(Stored records)

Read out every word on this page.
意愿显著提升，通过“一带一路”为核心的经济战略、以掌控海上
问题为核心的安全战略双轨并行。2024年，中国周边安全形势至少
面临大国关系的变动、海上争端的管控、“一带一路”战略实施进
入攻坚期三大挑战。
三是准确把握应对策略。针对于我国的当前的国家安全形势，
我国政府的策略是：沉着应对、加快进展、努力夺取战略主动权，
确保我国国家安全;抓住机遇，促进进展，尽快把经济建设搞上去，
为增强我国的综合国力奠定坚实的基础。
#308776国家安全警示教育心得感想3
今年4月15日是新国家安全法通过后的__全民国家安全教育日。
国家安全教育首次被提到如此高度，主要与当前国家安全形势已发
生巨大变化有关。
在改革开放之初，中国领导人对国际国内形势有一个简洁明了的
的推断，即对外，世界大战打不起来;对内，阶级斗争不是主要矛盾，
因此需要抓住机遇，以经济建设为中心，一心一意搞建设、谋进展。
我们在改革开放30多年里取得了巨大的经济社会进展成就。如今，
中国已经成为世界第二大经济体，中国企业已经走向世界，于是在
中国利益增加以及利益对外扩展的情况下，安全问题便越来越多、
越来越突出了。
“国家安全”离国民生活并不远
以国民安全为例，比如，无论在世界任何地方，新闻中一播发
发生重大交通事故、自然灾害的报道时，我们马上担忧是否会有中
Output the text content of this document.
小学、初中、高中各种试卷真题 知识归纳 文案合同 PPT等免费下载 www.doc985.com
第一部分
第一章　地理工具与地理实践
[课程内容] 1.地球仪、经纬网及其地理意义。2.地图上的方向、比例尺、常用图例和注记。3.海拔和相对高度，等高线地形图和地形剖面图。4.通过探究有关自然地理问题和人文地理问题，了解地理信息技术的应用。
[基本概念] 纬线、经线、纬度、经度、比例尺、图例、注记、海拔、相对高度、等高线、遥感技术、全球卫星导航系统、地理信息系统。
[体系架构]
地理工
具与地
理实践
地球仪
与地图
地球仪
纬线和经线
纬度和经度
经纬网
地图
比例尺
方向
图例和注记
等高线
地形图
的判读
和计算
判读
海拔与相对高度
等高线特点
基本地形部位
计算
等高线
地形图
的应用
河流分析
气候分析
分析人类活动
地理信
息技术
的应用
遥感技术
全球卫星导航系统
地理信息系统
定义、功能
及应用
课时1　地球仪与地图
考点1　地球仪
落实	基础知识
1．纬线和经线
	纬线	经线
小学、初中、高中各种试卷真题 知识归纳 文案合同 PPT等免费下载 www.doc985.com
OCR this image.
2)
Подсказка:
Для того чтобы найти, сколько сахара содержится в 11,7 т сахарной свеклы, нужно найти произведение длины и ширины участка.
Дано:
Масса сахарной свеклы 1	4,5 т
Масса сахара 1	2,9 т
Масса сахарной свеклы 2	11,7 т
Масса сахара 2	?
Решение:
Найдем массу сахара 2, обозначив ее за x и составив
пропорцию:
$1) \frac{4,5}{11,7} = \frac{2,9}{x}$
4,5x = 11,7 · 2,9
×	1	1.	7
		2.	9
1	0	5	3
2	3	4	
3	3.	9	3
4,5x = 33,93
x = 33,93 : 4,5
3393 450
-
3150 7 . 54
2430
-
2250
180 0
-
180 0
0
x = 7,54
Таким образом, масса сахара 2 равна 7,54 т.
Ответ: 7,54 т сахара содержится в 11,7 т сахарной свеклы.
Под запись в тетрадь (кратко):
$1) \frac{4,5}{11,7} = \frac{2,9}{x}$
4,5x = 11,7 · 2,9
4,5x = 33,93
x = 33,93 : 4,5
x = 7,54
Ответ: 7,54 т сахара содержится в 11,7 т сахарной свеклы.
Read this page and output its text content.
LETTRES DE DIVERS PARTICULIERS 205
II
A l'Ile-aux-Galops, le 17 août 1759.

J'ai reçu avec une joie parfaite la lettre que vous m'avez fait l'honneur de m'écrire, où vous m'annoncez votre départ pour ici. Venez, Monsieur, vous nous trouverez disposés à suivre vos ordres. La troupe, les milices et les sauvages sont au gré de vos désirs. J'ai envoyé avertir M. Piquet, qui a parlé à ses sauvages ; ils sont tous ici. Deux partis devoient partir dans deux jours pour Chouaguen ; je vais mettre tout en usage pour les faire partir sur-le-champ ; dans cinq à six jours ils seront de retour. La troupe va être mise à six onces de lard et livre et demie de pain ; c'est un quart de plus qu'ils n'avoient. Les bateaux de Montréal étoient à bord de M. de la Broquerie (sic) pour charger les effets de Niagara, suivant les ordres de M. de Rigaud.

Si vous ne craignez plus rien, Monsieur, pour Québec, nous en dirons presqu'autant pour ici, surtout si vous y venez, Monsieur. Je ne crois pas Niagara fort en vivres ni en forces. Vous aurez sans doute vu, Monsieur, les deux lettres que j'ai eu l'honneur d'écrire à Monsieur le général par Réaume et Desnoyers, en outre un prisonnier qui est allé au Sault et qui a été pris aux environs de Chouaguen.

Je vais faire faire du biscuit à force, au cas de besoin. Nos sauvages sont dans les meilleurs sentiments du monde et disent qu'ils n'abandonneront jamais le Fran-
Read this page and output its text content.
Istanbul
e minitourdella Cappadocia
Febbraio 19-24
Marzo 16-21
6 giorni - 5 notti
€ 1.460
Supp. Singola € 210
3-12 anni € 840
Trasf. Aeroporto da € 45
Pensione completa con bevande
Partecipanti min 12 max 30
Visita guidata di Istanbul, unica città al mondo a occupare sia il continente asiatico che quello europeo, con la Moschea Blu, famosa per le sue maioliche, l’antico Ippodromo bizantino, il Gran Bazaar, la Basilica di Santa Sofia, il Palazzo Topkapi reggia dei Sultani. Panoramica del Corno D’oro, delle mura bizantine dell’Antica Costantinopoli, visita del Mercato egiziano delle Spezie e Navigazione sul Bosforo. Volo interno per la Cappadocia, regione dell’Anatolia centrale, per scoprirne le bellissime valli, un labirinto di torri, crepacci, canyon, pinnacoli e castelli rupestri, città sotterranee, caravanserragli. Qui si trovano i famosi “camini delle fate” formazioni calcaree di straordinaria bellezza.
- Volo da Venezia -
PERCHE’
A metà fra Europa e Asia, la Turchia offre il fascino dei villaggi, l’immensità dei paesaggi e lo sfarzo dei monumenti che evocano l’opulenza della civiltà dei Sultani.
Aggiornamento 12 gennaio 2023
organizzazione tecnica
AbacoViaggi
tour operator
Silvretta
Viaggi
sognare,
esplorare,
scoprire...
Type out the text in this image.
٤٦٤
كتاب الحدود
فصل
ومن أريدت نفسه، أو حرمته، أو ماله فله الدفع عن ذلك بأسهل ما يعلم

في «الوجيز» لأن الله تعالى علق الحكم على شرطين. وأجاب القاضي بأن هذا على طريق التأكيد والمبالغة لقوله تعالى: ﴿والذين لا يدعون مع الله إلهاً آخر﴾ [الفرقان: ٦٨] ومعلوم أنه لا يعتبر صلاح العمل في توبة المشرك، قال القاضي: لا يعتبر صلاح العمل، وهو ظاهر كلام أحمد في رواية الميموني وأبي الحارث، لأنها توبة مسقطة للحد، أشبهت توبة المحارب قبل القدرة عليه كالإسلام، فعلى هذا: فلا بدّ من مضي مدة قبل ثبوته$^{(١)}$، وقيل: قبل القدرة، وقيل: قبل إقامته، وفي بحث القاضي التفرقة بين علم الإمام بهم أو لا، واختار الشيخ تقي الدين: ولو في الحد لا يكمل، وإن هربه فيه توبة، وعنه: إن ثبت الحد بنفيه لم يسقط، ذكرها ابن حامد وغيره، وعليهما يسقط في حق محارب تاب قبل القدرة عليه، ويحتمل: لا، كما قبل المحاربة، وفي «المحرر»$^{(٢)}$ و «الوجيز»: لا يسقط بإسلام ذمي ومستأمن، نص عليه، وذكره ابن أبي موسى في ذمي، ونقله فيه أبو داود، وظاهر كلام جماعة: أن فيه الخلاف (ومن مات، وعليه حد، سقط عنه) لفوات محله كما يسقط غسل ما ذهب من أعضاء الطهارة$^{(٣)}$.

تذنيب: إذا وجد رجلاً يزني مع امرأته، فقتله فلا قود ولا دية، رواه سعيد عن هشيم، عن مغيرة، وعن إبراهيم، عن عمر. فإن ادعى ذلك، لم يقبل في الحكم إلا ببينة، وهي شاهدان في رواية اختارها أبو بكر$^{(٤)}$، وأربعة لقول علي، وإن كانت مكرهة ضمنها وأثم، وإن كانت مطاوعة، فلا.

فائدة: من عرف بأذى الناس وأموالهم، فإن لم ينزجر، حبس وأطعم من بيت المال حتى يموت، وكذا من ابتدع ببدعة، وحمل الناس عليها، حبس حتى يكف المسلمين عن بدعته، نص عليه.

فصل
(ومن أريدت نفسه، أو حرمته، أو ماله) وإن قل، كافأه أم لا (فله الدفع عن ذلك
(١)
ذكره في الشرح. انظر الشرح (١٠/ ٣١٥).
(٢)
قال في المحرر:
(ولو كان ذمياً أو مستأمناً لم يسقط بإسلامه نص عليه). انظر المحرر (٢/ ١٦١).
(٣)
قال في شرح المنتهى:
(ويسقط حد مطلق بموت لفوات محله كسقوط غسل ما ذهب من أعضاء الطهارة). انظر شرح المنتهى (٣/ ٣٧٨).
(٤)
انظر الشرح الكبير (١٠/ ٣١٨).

◆ What you need to do
Report how many lines of the data hold the string "Sultani"; give only the number.

◆ Reply to the exercise
2